Stored data
↓↓↓

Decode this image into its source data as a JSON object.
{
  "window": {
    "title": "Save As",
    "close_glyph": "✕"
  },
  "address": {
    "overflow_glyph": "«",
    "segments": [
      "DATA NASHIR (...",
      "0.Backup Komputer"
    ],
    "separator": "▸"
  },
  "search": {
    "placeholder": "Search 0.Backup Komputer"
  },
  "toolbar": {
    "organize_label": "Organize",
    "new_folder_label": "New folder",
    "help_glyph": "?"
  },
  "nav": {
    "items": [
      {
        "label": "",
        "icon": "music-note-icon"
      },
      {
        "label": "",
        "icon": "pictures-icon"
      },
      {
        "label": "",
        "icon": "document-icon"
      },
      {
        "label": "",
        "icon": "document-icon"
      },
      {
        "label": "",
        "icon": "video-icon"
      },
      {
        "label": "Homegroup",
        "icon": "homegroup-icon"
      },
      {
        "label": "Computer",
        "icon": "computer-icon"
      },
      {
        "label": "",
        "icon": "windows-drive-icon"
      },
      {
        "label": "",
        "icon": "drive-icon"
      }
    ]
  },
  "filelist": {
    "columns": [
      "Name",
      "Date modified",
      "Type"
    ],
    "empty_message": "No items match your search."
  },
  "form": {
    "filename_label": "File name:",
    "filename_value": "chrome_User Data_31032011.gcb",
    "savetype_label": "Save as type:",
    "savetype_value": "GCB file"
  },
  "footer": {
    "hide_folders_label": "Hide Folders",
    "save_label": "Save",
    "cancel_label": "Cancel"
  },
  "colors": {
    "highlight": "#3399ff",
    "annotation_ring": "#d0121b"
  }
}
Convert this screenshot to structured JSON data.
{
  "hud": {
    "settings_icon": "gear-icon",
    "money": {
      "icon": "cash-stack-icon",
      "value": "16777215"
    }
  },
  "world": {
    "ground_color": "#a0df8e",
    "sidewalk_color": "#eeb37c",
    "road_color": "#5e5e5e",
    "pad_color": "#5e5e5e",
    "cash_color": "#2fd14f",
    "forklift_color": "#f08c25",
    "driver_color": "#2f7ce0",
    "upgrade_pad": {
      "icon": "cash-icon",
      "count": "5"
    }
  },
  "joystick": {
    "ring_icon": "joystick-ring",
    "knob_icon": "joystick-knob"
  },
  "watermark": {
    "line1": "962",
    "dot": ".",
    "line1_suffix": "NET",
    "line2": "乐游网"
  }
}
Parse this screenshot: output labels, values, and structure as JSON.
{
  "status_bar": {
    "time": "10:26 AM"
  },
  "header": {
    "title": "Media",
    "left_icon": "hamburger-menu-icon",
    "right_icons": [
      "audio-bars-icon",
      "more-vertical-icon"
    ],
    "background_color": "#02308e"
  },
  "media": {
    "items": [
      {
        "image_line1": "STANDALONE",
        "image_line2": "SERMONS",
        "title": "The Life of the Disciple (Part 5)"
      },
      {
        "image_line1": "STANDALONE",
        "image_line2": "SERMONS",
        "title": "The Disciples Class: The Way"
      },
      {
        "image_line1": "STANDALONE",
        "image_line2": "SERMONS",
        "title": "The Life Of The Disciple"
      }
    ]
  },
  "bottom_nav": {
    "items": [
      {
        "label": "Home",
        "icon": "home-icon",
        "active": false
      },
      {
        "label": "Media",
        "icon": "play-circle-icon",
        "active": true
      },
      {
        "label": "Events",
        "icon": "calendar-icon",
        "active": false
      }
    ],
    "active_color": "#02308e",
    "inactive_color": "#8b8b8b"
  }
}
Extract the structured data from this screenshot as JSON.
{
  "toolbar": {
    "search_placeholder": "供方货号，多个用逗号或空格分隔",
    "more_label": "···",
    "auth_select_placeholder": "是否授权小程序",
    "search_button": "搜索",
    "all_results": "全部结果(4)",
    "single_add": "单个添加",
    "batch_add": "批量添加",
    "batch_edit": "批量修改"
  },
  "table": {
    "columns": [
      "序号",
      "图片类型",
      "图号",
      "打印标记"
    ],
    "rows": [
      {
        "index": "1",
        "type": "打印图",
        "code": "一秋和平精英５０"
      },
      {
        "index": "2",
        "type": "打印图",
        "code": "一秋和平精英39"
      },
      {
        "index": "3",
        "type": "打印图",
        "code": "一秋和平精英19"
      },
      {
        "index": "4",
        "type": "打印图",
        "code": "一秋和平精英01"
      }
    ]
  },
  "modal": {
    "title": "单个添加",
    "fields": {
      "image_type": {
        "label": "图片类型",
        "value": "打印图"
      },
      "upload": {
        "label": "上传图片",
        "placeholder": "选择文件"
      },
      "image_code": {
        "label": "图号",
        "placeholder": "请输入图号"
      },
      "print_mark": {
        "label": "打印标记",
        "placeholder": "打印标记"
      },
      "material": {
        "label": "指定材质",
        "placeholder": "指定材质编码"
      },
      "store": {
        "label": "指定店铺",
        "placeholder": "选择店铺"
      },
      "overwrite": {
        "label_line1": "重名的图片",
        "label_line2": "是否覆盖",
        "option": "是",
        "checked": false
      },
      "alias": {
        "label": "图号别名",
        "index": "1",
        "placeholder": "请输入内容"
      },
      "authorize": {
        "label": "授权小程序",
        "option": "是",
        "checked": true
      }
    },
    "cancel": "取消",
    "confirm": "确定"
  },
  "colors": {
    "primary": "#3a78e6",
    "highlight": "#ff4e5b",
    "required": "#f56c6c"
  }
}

↑↑↑

→ What you need to do
Read the data above. Pull out each line in which the string "highlight" appears.

→ Result for this exercise
    "highlight": "#3399ff",
    "highlight": "#ff4e5b",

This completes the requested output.